EXERCISE OBJECTIVE » Write out the records beneath this line exactly as they appear, minus any images.

***** RECORDED INFORMATION *****

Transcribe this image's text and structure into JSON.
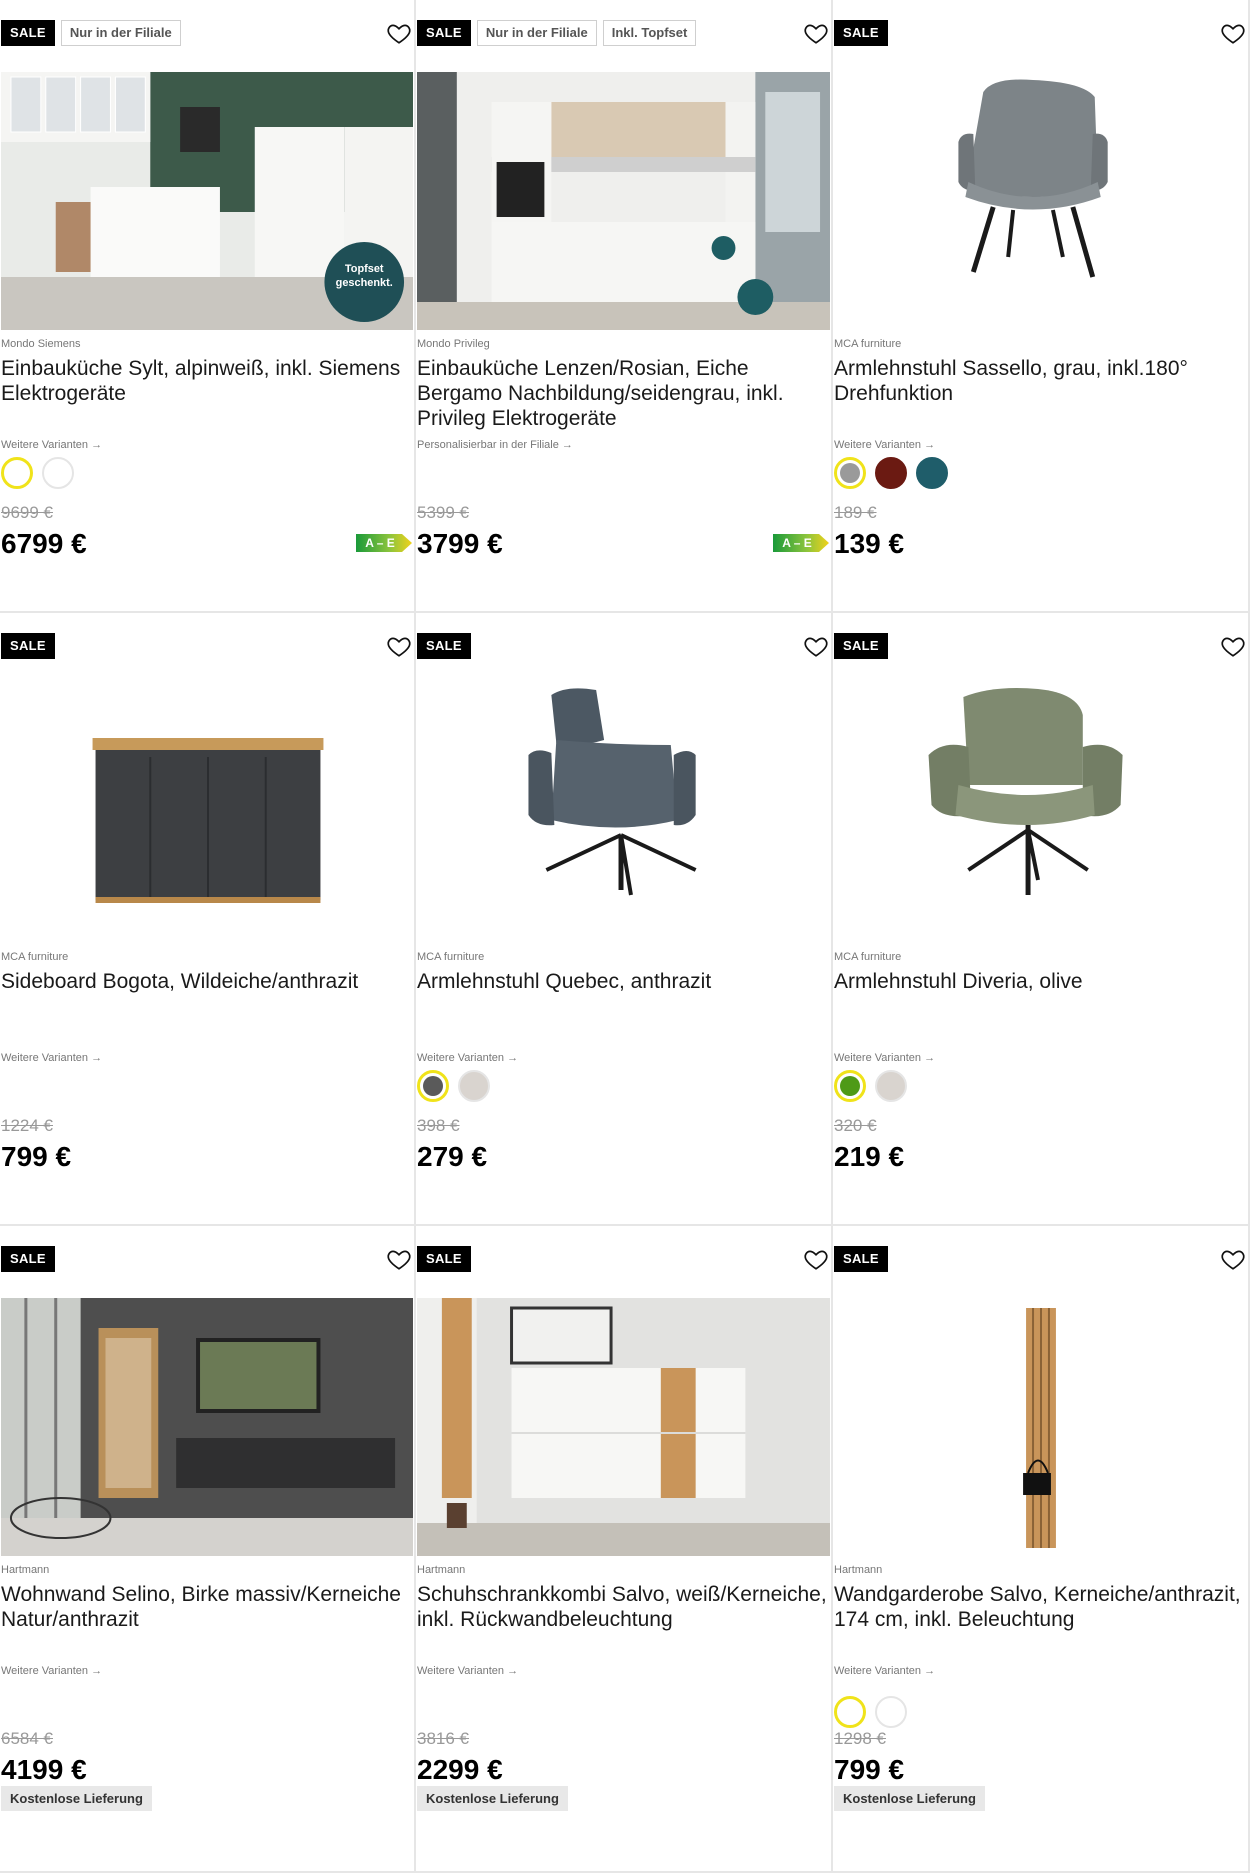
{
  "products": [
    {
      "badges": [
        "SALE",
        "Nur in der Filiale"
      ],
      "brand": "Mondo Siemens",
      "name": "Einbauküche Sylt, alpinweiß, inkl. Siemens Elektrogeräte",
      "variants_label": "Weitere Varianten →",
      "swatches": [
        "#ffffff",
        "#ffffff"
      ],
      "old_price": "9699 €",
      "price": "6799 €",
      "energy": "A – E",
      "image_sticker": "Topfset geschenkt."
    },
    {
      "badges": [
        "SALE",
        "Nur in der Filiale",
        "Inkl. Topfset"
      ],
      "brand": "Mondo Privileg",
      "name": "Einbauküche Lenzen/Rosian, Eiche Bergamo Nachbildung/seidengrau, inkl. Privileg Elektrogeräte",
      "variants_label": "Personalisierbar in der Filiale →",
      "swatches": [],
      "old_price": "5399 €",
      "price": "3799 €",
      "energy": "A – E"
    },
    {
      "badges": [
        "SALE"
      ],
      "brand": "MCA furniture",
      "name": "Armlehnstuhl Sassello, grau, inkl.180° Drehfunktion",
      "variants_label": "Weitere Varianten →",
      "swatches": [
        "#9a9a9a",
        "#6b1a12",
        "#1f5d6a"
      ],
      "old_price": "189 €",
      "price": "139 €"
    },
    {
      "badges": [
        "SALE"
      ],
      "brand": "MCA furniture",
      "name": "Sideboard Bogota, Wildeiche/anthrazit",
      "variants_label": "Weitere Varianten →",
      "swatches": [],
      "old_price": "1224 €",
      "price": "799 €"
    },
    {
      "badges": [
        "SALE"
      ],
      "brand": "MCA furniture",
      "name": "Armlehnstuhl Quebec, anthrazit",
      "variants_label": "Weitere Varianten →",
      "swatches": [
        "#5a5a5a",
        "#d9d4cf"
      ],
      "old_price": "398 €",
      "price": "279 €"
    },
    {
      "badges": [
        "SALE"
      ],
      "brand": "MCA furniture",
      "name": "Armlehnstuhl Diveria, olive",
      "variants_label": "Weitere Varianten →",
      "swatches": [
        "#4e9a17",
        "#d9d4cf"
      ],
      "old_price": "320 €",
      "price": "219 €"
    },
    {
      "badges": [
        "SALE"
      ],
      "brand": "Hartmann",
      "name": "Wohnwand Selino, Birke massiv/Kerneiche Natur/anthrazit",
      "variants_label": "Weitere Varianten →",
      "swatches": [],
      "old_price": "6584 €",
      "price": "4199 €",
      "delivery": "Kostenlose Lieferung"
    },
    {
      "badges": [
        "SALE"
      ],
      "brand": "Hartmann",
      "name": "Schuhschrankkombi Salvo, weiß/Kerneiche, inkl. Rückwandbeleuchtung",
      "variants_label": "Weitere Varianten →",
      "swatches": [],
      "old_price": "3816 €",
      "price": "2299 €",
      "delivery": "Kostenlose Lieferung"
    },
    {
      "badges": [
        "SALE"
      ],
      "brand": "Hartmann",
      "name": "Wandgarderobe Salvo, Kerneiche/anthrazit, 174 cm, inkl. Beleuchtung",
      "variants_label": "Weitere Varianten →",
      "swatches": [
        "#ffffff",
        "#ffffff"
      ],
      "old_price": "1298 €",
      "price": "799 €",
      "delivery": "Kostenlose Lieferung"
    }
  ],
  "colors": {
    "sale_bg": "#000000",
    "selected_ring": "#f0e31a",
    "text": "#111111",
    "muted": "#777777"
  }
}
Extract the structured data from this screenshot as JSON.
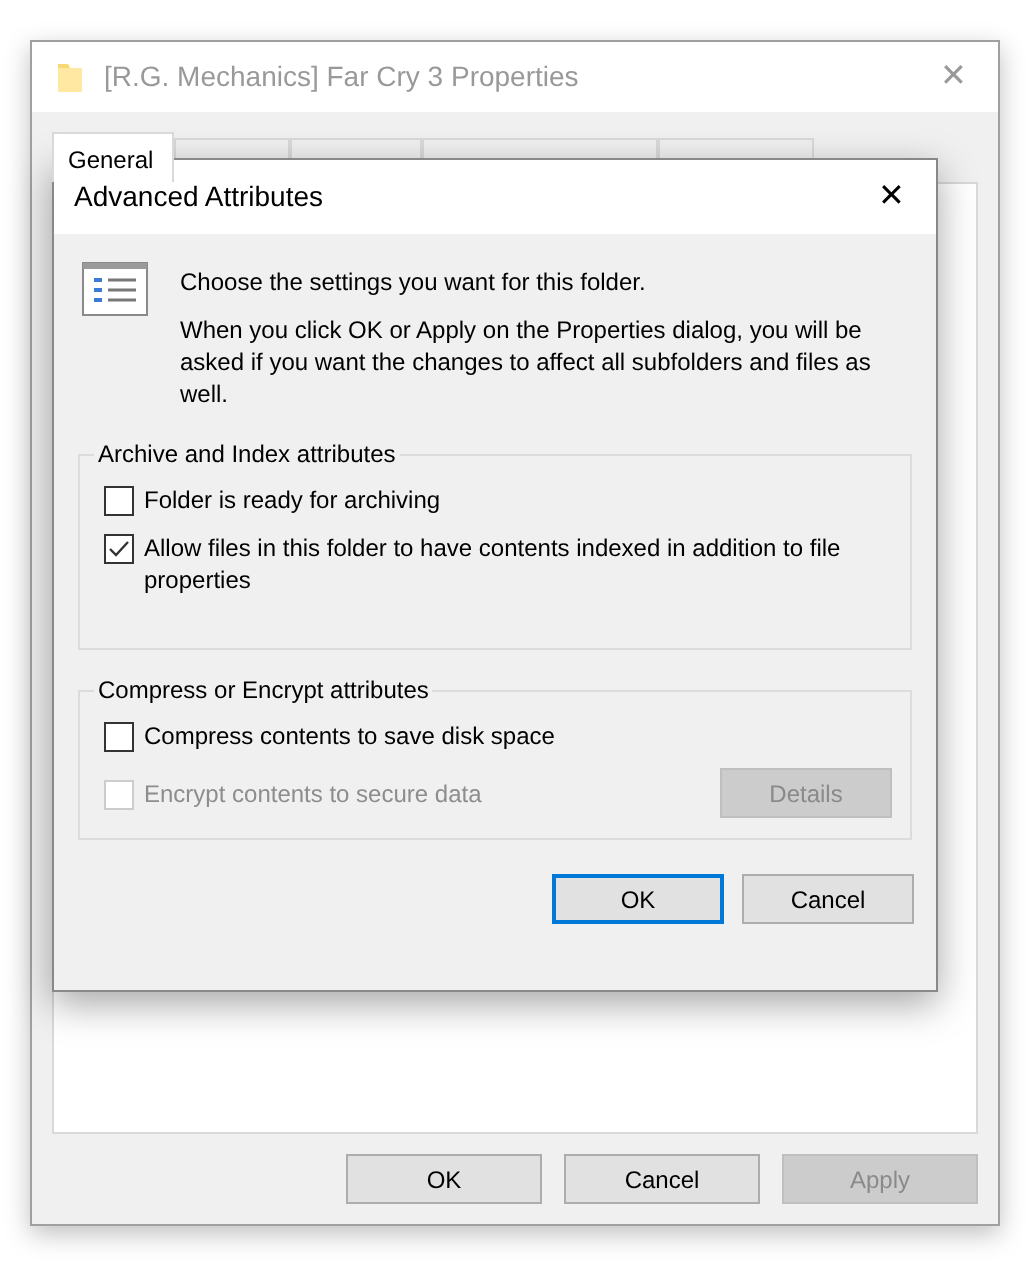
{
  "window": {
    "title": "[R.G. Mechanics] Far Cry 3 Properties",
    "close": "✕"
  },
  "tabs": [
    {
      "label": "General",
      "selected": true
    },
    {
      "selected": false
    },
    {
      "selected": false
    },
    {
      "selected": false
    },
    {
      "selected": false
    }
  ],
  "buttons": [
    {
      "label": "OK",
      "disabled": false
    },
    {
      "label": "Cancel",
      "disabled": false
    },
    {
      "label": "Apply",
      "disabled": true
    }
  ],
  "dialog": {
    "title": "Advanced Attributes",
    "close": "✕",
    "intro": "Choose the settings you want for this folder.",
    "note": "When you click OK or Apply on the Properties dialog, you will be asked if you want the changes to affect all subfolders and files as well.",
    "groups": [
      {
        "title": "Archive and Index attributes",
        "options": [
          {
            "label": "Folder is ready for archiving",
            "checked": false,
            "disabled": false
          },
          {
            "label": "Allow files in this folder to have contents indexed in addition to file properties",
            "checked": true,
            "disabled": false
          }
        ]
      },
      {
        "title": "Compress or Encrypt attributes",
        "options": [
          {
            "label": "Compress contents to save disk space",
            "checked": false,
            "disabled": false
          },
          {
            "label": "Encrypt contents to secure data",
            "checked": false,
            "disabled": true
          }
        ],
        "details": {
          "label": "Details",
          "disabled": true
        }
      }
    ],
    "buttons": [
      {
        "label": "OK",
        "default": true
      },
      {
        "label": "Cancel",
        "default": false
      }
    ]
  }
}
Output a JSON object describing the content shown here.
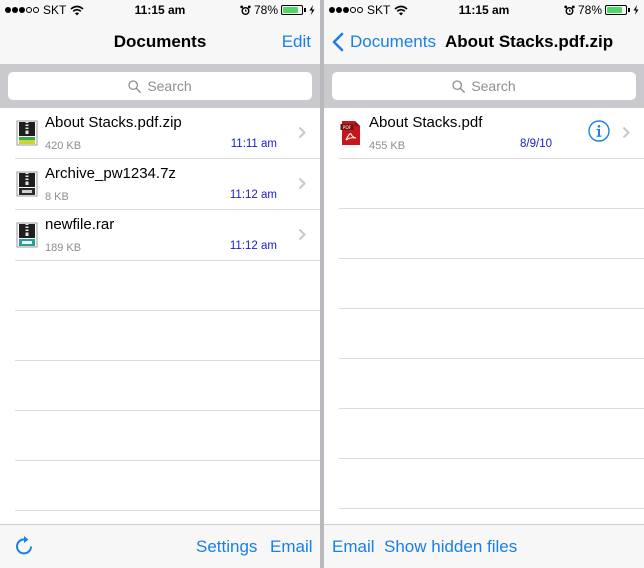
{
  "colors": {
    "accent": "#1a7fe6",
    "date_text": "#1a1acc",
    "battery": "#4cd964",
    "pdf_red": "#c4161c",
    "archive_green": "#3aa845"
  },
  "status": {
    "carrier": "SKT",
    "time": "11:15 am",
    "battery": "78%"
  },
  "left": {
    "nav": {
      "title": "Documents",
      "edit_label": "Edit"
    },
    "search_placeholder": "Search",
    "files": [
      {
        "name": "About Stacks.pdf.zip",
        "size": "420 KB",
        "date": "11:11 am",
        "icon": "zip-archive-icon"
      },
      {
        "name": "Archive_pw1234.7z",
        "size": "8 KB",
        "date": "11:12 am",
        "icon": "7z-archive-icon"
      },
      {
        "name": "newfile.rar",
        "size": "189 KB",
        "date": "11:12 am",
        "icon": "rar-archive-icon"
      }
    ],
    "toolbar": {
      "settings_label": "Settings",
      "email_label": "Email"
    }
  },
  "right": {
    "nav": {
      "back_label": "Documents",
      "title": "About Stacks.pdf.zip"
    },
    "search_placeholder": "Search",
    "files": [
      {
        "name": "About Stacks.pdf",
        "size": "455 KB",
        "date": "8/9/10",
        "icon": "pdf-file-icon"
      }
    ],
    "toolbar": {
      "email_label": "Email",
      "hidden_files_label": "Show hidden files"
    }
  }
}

*****

OUTPUT OF THE TASK »
Transcribe this image's text and structure into JSON.
{
  "products": [
    {
      "badges": [
        "SALE",
        "Nur in der Filiale"
      ],
      "brand": "Mondo Siemens",
      "name": "Einbauküche Sylt, alpinweiß, inkl. Siemens Elektrogeräte",
      "variants_label": "Weitere Varianten →",
      "swatches": [
        "#ffffff",
        "#ffffff"
      ],
      "old_price": "9699 €",
      "price": "6799 €",
      "energy": "A – E",
      "image_sticker": "Topfset geschenkt."
    },
    {
      "badges": [
        "SALE",
        "Nur in der Filiale",
        "Inkl. Topfset"
      ],
      "brand": "Mondo Privileg",
      "name": "Einbauküche Lenzen/Rosian, Eiche Bergamo Nachbildung/seidengrau, inkl. Privileg Elektrogeräte",
      "variants_label": "Personalisierbar in der Filiale →",
      "swatches": [],
      "old_price": "5399 €",
      "price": "3799 €",
      "energy": "A – E"
    },
    {
      "badges": [
        "SALE"
      ],
      "brand": "MCA furniture",
      "name": "Armlehnstuhl Sassello, grau, inkl.180° Drehfunktion",
      "variants_label": "Weitere Varianten →",
      "swatches": [
        "#9a9a9a",
        "#6b1a12",
        "#1f5d6a"
      ],
      "old_price": "189 €",
      "price": "139 €"
    },
    {
      "badges": [
        "SALE"
      ],
      "brand": "MCA furniture",
      "name": "Sideboard Bogota, Wildeiche/anthrazit",
      "variants_label": "Weitere Varianten →",
      "swatches": [],
      "old_price": "1224 €",
      "price": "799 €"
    },
    {
      "badges": [
        "SALE"
      ],
      "brand": "MCA furniture",
      "name": "Armlehnstuhl Quebec, anthrazit",
      "variants_label": "Weitere Varianten →",
      "swatches": [
        "#5a5a5a",
        "#d9d4cf"
      ],
      "old_price": "398 €",
      "price": "279 €"
    },
    {
      "badges": [
        "SALE"
      ],
      "brand": "MCA furniture",
      "name": "Armlehnstuhl Diveria, olive",
      "variants_label": "Weitere Varianten →",
      "swatches": [
        "#4e9a17",
        "#d9d4cf"
      ],
      "old_price": "320 €",
      "price": "219 €"
    },
    {
      "badges": [
        "SALE"
      ],
      "brand": "Hartmann",
      "name": "Wohnwand Selino, Birke massiv/Kerneiche Natur/anthrazit",
      "variants_label": "Weitere Varianten →",
      "swatches": [],
      "old_price": "6584 €",
      "price": "4199 €",
      "delivery": "Kostenlose Lieferung"
    },
    {
      "badges": [
        "SALE"
      ],
      "brand": "Hartmann",
      "name": "Schuhschrankkombi Salvo, weiß/Kerneiche, inkl. Rückwandbeleuchtung",
      "variants_label": "Weitere Varianten →",
      "swatches": [],
      "old_price": "3816 €",
      "price": "2299 €",
      "delivery": "Kostenlose Lieferung"
    },
    {
      "badges": [
        "SALE"
      ],
      "brand": "Hartmann",
      "name": "Wandgarderobe Salvo, Kerneiche/anthrazit, 174 cm, inkl. Beleuchtung",
      "variants_label": "Weitere Varianten →",
      "swatches": [
        "#ffffff",
        "#ffffff"
      ],
      "old_price": "1298 €",
      "price": "799 €",
      "delivery": "Kostenlose Lieferung"
    }
  ],
  "colors": {
    "sale_bg": "#000000",
    "selected_ring": "#f0e31a",
    "text": "#111111",
    "muted": "#777777"
  }
}
Extract the structured data from this screenshot as JSON.
{
  "window": {
    "title": "[R.G. Mechanics] Far Cry 3 Properties",
    "close": "✕"
  },
  "tabs": [
    {
      "label": "General",
      "selected": true
    },
    {
      "selected": false
    },
    {
      "selected": false
    },
    {
      "selected": false
    },
    {
      "selected": false
    }
  ],
  "buttons": [
    {
      "label": "OK",
      "disabled": false
    },
    {
      "label": "Cancel",
      "disabled": false
    },
    {
      "label": "Apply",
      "disabled": true
    }
  ],
  "dialog": {
    "title": "Advanced Attributes",
    "close": "✕",
    "intro": "Choose the settings you want for this folder.",
    "note": "When you click OK or Apply on the Properties dialog, you will be asked if you want the changes to affect all subfolders and files as well.",
    "groups": [
      {
        "title": "Archive and Index attributes",
        "options": [
          {
            "label": "Folder is ready for archiving",
            "checked": false,
            "disabled": false
          },
          {
            "label": "Allow files in this folder to have contents indexed in addition to file properties",
            "checked": true,
            "disabled": false
          }
        ]
      },
      {
        "title": "Compress or Encrypt attributes",
        "options": [
          {
            "label": "Compress contents to save disk space",
            "checked": false,
            "disabled": false
          },
          {
            "label": "Encrypt contents to secure data",
            "checked": false,
            "disabled": true
          }
        ],
        "details": {
          "label": "Details",
          "disabled": true
        }
      }
    ],
    "buttons": [
      {
        "label": "OK",
        "default": true
      },
      {
        "label": "Cancel",
        "default": false
      }
    ]
  }
}
Output a JSON object describing the content shown here.
{
  "colors": {
    "accent": "#1a7fe6",
    "date_text": "#1a1acc",
    "battery": "#4cd964",
    "pdf_red": "#c4161c",
    "archive_green": "#3aa845"
  },
  "status": {
    "carrier": "SKT",
    "time": "11:15 am",
    "battery": "78%"
  },
  "left": {
    "nav": {
      "title": "Documents",
      "edit_label": "Edit"
    },
    "search_placeholder": "Search",
    "files": [
      {
        "name": "About Stacks.pdf.zip",
        "size": "420 KB",
        "date": "11:11 am",
        "icon": "zip-archive-icon"
      },
      {
        "name": "Archive_pw1234.7z",
        "size": "8 KB",
        "date": "11:12 am",
        "icon": "7z-archive-icon"
      },
      {
        "name": "newfile.rar",
        "size": "189 KB",
        "date": "11:12 am",
        "icon": "rar-archive-icon"
      }
    ],
    "toolbar": {
      "settings_label": "Settings",
      "email_label": "Email"
    }
  },
  "right": {
    "nav": {
      "back_label": "Documents",
      "title": "About Stacks.pdf.zip"
    },
    "search_placeholder": "Search",
    "files": [
      {
        "name": "About Stacks.pdf",
        "size": "455 KB",
        "date": "8/9/10",
        "icon": "pdf-file-icon"
      }
    ],
    "toolbar": {
      "email_label": "Email",
      "hidden_files_label": "Show hidden files"
    }
  }
}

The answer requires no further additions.